Transcribe the records below exactly.

Part of a data file:

===

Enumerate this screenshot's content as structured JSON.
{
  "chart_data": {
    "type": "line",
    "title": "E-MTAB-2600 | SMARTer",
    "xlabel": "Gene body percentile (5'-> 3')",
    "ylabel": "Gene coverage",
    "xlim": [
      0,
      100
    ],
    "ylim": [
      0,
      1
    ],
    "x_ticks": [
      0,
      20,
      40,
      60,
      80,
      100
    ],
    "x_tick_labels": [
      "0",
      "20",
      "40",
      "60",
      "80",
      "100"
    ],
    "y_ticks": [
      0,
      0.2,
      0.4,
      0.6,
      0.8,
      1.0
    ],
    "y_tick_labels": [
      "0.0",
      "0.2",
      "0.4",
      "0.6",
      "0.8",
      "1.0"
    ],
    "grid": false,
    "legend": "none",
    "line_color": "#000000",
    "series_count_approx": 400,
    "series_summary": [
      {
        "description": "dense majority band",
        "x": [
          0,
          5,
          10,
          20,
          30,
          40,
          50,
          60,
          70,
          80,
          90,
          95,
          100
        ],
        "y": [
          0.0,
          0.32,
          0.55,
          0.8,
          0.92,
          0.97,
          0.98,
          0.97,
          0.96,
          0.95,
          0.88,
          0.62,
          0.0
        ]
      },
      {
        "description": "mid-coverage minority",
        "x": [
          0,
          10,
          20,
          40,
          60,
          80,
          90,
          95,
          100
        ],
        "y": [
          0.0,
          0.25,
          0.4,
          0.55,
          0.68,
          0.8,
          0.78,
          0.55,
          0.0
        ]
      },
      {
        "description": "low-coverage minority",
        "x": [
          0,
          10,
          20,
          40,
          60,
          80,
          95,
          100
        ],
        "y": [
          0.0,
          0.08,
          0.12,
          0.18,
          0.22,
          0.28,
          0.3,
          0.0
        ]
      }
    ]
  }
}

===

*Solution to this task*
Enumerate this screenshot's content as structured JSON.
{
  "chart_data": {
    "type": "line",
    "title": "E-MTAB-2600 | SMARTer",
    "xlabel": "Gene body percentile (5'-> 3')",
    "ylabel": "Gene coverage",
    "xlim": [
      0,
      100
    ],
    "ylim": [
      0,
      1
    ],
    "x_ticks": [
      0,
      20,
      40,
      60,
      80,
      100
    ],
    "x_tick_labels": [
      "0",
      "20",
      "40",
      "60",
      "80",
      "100"
    ],
    "y_ticks": [
      0,
      0.2,
      0.4,
      0.6,
      0.8,
      1.0
    ],
    "y_tick_labels": [
      "0.0",
      "0.2",
      "0.4",
      "0.6",
      "0.8",
      "1.0"
    ],
    "grid": false,
    "legend": "none",
    "line_color": "#000000",
    "series_count_approx": 400,
    "series_summary": [
      {
        "description": "dense majority band",
        "x": [
          0,
          5,
          10,
          20,
          30,
          40,
          50,
          60,
          70,
          80,
          90,
          95,
          100
        ],
        "y": [
          0.0,
          0.32,
          0.55,
          0.8,
          0.92,
          0.97,
          0.98,
          0.97,
          0.96,
          0.95,
          0.88,
          0.62,
          0.0
        ]
      },
      {
        "description": "mid-coverage minority",
        "x": [
          0,
          10,
          20,
          40,
          60,
          80,
          90,
          95,
          100
        ],
        "y": [
          0.0,
          0.25,
          0.4,
          0.55,
          0.68,
          0.8,
          0.78,
          0.55,
          0.0
        ]
      },
      {
        "description": "low-coverage minority",
        "x": [
          0,
          10,
          20,
          40,
          60,
          80,
          95,
          100
        ],
        "y": [
          0.0,
          0.08,
          0.12,
          0.18,
          0.22,
          0.28,
          0.3,
          0.0
        ]
      }
    ]
  }
}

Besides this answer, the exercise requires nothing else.